#### Selected extract
Which North are you? North 1 or North 2?

Scientists struggle to model the movement of the magnetic north pole. In our live, online ASA 105 coastal navigation course, a real instructor teaches you about this, and why you can basically ignore it.

We’re having a lot of fun with our “Live 105” classes on Zoom! Real instructor, real time, real students – in the same, small manageable class sizes we have for in-person courses. One of our current students sent a link to a BBC article related to the content of a 105 course, which is of course all about…

COASTAL NAVIGATION.

The link Cristina sent? A BBC piece about the movement, or wandering, of the magnetic north pole. We link to the piece at the end of this Rant. For now…

In that pic: the thin aqua line traces the approximate motion of the magnetic north pole from 1840 to 2019. It’s accelerated recently, creating a scientific buzz. (Pic is a still frame from a video in the BBC piece we link to below.)

THE IDEA: the magnetism of earth is both consistent and inconsistent. Compasses point to the same place on earth with minor wiggles. This is close to the geographic north pole, or the rotational axis of earth. If Atlas stopped shrugging, and spun earth on the tip of his finger like a Harlem Globetrotter, it would be on the South Pole, with the North Pole exactly at the other end – or “top.” But, “top” is arbitrary, ain’t it? Space has no direction. We’re floating in space. And, what’s more…

It might flip! Yup. Magnetic North and South have reversed from time to time. Maybe every few hundred thousand years. The question is whether this could happen within our lifetimes. And, partially due to accelerated movement of the Mag North Pole, scientists suspect it might.
########
#### Provided data
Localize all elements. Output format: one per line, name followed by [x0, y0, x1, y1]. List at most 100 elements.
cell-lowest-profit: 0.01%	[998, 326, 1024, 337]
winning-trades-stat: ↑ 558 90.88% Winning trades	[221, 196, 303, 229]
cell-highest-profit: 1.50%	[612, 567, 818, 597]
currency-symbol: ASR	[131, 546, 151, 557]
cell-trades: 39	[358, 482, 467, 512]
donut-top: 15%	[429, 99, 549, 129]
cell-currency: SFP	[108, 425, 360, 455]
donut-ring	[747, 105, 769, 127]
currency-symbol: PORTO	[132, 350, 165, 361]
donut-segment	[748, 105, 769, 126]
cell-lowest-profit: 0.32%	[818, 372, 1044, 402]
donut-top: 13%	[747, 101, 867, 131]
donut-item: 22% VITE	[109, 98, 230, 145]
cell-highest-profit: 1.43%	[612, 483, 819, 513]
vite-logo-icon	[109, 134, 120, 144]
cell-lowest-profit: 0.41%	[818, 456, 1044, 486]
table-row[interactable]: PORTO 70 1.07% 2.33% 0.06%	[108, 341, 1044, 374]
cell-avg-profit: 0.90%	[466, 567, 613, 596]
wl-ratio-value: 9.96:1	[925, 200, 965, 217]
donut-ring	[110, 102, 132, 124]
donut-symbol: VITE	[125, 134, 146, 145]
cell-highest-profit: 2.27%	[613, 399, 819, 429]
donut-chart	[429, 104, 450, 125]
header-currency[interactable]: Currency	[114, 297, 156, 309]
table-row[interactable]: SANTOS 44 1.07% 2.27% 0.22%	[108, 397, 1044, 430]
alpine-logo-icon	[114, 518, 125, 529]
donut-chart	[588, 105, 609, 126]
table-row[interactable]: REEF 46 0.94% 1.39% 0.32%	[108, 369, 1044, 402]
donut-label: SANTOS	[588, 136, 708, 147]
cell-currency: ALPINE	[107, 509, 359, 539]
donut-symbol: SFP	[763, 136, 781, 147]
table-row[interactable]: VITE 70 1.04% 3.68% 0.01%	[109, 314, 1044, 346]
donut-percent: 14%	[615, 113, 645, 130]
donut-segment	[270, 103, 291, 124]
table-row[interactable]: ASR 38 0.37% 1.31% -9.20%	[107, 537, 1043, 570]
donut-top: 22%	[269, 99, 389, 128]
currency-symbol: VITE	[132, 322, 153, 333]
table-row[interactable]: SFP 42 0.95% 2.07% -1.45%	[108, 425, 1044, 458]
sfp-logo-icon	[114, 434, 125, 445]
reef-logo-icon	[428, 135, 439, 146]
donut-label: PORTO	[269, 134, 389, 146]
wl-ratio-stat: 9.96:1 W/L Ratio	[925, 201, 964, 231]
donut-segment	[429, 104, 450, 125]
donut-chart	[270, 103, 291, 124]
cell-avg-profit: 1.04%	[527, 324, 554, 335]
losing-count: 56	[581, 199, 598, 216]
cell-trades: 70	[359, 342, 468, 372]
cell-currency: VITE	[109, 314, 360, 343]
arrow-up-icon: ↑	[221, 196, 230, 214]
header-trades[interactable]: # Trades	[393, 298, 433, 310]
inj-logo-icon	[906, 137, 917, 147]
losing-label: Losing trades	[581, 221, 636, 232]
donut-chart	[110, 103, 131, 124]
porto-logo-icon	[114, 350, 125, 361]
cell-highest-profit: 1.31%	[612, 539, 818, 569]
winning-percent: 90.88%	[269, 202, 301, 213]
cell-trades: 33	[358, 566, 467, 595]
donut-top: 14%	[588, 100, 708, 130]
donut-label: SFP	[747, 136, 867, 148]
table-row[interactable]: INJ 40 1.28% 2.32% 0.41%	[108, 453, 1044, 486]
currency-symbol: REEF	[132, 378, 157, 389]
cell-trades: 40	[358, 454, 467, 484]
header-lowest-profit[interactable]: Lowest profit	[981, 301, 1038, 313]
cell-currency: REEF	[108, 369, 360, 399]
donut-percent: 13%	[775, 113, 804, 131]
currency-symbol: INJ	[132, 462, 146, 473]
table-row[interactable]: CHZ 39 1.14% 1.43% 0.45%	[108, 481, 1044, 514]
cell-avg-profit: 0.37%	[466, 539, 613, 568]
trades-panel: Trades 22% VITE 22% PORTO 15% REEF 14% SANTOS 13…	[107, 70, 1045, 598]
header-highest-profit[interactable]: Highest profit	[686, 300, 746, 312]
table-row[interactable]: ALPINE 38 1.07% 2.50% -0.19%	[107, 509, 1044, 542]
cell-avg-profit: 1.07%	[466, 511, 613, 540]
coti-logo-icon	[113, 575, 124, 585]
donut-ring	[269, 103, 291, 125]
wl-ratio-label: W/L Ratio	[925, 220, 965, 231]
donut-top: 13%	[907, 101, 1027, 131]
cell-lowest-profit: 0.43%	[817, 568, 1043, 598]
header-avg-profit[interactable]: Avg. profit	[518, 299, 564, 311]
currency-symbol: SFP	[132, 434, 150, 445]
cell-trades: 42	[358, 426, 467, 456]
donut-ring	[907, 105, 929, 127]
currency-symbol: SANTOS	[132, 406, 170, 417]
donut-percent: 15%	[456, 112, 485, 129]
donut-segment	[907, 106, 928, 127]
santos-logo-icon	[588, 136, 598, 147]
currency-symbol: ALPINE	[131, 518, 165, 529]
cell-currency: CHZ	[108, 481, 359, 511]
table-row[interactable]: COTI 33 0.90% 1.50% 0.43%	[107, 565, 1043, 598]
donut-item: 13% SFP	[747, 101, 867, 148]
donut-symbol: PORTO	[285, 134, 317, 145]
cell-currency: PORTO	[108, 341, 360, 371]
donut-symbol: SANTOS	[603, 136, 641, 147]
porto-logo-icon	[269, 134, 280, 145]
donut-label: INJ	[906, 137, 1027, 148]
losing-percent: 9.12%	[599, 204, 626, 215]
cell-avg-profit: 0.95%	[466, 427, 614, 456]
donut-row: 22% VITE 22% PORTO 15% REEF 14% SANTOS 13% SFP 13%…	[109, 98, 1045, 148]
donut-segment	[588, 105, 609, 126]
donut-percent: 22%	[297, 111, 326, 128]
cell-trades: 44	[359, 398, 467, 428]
########
Instructions:
a: Answer these questions about the magnetic north pole piece, using only what it states:
(i) Which news outlet published the article the student sent?
(ii) Between which years does the thin aqua line trace the magnetic north pole's motion?
(iii) How often, maybe, have Magnetic North and South reversed?
b: Reproduce the rows word for word, from the first line of the rows up to and including the line with "567, 818, 597]".

Solutions per task:
a:
(i) The BBC.
(ii) From 1840 to 2019.
(iii) Maybe every few hundred thousand years.

b:
Localize all elements. Output format: one per line, name followed by [x0, y0, x1, y1]. List at most 100 elements.
cell-lowest-profit: 0.01%	[998, 326, 1024, 337]
winning-trades-stat: ↑ 558 90.88% Winning trades	[221, 196, 303, 229]
cell-highest-profit: 1.50%	[612, 567, 818, 597]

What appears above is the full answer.